== INPUT FOR THIS TASK ==

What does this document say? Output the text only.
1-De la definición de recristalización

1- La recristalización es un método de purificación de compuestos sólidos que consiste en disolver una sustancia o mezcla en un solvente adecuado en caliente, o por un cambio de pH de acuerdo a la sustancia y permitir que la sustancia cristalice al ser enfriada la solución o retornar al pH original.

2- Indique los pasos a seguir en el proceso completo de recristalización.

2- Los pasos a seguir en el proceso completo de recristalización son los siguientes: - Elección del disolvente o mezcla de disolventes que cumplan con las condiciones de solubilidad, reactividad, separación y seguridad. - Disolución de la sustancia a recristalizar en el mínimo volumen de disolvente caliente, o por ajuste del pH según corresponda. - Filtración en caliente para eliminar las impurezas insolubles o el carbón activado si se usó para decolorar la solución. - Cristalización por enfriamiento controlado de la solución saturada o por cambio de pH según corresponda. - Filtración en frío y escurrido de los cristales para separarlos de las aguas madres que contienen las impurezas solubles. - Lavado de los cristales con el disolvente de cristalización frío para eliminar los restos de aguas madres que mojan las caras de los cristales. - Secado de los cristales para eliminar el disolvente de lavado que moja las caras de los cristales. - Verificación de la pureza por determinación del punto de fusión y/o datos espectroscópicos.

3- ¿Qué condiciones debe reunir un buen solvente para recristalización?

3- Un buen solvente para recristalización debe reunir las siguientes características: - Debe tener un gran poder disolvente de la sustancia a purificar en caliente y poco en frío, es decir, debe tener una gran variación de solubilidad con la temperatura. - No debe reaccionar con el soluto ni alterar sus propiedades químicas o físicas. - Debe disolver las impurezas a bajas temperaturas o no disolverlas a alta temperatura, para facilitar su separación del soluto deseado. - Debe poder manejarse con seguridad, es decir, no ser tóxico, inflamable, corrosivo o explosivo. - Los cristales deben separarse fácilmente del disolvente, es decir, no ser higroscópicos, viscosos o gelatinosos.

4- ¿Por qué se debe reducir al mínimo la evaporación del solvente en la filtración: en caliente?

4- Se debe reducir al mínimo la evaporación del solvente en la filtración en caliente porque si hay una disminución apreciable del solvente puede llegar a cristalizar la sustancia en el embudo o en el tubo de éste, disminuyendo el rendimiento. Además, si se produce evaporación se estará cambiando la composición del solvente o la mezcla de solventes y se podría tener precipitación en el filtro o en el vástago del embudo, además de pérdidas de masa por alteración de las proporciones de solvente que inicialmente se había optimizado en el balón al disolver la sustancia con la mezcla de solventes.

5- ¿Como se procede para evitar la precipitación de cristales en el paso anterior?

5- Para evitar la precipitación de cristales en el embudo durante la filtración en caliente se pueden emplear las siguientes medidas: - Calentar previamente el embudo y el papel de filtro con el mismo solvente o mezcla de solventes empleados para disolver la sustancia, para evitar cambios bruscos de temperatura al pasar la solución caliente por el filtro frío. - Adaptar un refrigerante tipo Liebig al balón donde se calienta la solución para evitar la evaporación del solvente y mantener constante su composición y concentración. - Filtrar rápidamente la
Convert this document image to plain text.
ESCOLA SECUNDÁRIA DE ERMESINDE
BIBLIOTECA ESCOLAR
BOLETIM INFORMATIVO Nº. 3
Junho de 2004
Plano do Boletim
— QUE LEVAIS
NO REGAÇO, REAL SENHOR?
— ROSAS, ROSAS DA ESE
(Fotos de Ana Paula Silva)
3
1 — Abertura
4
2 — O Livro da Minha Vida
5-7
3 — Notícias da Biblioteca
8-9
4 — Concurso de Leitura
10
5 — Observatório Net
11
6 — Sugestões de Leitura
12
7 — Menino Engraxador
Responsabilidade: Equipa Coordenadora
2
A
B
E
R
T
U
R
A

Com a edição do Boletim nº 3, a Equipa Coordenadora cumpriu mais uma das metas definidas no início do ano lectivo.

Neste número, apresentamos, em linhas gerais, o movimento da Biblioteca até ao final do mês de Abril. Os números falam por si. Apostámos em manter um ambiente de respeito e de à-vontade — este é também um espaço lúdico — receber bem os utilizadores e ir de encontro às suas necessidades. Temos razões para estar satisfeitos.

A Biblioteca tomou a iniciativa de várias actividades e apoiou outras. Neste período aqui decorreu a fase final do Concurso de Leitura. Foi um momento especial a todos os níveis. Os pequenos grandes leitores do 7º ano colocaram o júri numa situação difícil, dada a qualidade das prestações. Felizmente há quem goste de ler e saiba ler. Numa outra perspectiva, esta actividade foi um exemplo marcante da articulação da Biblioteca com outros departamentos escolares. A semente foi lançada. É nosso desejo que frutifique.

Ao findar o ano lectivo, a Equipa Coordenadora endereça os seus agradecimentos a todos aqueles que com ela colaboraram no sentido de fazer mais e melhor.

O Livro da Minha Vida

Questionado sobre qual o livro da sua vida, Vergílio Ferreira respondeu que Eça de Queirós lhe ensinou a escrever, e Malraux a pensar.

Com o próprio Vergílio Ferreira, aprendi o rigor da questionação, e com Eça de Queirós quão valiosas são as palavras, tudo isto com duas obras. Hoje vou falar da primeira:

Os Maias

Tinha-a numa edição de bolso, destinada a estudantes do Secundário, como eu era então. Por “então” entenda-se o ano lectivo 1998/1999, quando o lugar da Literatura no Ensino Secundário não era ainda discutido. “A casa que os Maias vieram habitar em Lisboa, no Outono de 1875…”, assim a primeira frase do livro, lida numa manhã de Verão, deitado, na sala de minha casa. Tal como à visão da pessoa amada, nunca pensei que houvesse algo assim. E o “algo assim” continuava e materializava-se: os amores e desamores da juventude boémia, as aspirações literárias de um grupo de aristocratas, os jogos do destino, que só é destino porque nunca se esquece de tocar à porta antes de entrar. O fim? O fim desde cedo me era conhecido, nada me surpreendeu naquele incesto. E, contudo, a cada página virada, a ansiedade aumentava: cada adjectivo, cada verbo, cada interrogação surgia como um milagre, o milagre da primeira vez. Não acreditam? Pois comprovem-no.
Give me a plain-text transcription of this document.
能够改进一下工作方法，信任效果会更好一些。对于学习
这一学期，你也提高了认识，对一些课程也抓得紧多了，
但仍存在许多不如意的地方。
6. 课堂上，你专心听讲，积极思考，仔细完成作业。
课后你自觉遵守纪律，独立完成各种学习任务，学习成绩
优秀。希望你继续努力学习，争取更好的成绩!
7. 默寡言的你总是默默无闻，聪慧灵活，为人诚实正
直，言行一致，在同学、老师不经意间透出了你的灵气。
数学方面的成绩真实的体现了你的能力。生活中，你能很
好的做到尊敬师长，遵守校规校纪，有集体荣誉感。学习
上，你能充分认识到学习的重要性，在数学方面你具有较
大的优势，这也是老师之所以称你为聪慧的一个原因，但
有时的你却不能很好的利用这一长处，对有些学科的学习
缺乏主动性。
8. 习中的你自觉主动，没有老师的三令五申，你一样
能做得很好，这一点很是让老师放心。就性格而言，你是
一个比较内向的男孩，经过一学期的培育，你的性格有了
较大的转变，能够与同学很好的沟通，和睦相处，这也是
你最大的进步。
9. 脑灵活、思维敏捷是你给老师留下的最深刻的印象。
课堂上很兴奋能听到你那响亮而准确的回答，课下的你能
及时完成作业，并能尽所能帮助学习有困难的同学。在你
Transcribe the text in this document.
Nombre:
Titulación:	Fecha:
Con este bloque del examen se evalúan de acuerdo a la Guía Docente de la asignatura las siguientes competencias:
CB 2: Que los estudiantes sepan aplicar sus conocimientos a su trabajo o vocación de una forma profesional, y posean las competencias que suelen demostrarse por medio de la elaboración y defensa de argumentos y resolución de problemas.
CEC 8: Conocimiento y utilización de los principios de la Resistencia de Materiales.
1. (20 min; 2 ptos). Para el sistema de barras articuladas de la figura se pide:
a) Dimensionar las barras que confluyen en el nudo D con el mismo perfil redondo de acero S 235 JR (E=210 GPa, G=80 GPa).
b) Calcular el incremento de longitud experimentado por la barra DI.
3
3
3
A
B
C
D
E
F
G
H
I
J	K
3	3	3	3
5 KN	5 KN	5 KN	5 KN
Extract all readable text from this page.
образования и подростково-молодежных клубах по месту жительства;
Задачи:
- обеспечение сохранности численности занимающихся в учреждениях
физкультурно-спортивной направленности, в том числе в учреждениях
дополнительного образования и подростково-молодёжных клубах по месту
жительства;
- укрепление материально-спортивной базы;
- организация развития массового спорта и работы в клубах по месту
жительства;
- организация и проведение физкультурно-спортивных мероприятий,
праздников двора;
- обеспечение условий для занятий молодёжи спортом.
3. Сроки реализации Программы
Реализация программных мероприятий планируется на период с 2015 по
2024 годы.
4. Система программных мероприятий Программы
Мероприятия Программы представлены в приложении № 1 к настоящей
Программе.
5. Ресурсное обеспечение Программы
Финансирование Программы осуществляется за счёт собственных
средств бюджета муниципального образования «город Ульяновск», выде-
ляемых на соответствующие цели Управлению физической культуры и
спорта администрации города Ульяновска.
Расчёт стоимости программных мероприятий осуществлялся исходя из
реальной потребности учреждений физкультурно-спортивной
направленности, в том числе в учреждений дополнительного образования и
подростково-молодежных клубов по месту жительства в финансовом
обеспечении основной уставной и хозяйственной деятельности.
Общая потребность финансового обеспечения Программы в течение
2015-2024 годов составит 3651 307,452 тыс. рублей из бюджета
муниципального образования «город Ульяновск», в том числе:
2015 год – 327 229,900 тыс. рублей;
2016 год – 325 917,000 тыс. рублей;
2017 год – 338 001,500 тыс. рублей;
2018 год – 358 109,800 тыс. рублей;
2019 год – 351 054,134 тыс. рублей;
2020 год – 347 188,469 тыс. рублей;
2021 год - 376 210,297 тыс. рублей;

===

> WHAT YOU SHOULD DO:
Read through the lines above and collect those that contain the string "мероприятий".

> OUTPUT FOR THIS TASK:
- организация и проведение физкультурно-спортивных мероприятий,
Реализация программных мероприятий планируется на период с 2015 по
4. Система программных мероприятий Программы
Расчёт стоимости программных мероприятий осуществлялся исходя из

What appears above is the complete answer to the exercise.